Items from a data source
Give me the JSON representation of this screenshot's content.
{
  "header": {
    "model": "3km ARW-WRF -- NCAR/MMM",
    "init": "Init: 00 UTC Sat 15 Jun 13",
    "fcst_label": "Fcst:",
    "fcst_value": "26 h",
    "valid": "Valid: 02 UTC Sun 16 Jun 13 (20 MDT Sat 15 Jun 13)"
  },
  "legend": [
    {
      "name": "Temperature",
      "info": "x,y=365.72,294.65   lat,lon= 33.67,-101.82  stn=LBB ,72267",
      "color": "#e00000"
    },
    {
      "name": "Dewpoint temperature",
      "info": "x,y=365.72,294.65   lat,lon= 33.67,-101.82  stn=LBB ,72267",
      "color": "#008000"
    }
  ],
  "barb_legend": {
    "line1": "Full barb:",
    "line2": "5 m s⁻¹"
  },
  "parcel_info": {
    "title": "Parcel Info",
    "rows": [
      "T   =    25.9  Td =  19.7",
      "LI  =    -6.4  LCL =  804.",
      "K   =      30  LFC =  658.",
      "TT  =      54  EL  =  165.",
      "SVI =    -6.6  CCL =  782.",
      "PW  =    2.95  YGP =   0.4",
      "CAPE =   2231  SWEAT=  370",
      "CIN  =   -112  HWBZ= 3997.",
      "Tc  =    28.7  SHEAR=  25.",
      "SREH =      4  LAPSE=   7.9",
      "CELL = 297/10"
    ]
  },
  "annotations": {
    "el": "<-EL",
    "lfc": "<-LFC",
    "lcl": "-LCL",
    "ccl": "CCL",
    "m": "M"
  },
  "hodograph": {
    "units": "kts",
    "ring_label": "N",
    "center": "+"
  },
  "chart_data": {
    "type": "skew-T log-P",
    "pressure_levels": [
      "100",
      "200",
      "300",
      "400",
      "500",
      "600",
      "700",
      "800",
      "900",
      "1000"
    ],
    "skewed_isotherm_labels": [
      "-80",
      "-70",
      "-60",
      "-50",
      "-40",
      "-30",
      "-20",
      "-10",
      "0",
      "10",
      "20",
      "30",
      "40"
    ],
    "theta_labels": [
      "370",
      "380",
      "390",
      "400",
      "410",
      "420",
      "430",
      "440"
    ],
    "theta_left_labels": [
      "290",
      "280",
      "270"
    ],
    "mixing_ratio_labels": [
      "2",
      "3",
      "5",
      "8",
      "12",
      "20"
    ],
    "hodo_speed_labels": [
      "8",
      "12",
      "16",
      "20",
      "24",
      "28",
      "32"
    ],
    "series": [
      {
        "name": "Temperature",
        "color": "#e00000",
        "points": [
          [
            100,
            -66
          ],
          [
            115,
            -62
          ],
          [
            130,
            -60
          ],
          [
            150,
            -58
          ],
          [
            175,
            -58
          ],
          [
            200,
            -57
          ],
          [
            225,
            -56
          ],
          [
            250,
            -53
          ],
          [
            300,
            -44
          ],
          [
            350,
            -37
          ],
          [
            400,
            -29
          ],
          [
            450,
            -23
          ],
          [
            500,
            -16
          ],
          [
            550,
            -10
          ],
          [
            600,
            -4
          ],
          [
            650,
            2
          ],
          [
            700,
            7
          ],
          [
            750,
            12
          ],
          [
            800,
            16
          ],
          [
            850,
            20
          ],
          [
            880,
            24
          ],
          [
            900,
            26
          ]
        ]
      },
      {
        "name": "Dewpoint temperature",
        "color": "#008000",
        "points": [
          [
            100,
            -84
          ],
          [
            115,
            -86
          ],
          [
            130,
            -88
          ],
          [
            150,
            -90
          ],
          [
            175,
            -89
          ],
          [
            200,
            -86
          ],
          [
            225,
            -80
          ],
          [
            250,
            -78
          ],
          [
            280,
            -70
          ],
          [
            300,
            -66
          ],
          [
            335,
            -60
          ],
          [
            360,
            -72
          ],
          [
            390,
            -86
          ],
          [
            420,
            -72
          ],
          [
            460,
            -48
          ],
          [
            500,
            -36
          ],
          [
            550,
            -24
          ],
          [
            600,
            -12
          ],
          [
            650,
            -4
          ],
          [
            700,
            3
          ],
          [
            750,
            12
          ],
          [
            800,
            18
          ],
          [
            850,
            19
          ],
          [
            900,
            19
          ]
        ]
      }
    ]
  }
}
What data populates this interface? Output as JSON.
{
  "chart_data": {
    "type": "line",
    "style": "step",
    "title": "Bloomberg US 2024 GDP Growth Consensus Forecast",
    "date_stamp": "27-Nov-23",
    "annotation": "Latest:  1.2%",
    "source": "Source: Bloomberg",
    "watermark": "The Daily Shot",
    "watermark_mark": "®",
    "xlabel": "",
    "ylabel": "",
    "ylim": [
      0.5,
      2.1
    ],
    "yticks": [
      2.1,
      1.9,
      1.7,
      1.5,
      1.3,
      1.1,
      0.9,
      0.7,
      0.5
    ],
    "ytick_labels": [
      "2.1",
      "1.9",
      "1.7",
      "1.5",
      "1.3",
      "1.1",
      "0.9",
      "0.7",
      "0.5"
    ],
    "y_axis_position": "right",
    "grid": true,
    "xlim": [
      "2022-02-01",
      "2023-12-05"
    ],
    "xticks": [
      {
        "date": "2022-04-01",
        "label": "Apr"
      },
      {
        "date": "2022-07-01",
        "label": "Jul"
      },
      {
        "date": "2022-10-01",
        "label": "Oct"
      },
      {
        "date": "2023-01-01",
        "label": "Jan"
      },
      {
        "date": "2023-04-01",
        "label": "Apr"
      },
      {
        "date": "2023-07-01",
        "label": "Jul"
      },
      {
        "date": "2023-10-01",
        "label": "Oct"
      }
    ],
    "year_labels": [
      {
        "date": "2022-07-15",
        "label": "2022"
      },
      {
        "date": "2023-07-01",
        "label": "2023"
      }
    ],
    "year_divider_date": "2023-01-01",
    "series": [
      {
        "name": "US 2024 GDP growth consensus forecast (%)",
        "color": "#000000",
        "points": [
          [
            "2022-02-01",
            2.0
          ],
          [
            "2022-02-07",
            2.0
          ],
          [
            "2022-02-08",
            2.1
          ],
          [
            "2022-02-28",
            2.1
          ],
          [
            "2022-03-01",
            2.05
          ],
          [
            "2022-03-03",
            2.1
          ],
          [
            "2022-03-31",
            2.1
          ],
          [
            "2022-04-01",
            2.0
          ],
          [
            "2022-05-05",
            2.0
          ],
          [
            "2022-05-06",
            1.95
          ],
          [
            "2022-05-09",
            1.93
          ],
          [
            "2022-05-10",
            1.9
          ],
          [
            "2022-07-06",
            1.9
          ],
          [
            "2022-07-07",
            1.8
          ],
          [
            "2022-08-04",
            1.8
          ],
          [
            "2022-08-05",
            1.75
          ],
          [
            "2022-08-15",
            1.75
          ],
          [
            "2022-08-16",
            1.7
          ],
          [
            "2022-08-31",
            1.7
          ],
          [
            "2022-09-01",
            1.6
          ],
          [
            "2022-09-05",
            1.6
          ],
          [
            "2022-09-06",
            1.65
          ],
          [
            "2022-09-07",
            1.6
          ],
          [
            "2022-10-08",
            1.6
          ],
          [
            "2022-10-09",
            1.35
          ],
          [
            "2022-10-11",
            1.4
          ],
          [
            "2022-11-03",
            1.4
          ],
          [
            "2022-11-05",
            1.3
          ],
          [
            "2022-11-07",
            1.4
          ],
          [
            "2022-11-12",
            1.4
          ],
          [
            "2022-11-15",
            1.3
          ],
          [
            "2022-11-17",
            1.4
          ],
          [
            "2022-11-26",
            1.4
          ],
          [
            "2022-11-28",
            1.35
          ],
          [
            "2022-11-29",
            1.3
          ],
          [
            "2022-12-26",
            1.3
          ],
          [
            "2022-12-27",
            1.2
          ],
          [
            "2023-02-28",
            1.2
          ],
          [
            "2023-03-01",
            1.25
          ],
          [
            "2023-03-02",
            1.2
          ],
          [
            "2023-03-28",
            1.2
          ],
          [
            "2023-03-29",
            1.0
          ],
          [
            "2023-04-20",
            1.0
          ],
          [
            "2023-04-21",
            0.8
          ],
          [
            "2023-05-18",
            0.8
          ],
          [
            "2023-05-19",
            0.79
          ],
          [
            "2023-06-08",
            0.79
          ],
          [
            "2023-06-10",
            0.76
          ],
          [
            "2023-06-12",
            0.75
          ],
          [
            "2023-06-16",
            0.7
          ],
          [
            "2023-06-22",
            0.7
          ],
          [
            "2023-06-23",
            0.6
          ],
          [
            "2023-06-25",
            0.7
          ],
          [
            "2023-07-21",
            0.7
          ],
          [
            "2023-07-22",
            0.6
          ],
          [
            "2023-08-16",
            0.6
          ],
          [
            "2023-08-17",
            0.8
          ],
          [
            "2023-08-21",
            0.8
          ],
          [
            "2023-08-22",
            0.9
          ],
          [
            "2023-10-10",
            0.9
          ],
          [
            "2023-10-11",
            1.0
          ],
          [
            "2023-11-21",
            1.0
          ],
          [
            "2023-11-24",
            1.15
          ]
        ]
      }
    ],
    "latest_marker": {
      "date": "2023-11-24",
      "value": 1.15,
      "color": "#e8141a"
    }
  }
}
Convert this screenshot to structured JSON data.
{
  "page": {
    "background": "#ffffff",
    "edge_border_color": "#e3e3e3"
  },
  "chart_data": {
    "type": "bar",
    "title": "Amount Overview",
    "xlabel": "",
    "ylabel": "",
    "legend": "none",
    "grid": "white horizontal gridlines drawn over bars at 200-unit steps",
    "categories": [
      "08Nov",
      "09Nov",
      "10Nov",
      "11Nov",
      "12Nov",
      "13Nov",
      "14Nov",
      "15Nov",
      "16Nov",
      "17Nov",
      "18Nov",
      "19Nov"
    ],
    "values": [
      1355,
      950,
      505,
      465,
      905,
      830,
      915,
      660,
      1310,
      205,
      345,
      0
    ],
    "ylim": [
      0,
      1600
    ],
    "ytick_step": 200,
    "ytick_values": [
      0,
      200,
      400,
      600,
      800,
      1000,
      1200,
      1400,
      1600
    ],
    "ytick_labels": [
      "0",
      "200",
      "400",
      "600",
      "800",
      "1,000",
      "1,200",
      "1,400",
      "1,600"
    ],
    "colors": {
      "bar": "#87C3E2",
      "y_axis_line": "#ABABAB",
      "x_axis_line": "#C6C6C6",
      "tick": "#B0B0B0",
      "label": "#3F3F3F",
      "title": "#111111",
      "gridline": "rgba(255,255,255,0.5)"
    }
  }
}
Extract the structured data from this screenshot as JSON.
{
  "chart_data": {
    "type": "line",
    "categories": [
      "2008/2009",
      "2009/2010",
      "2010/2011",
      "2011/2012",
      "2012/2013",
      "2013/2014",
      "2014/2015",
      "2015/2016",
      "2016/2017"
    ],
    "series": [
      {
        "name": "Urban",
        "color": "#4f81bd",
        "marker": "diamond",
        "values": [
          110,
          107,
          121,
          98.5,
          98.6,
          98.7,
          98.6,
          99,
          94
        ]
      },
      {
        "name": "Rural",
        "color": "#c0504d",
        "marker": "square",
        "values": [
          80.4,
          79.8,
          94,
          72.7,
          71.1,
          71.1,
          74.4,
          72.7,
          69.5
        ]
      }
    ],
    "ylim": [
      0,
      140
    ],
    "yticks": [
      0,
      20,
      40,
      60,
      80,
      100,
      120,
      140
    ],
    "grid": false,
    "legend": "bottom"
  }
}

WHAT THE TASK REQUIRES – Read the entries and select each line where the word "screenshot" is found.

TASK SOLUTION –
Give me the JSON representation of this screenshot's content.
Convert this screenshot to structured JSON data.
Extract the structured data from this screenshot as JSON.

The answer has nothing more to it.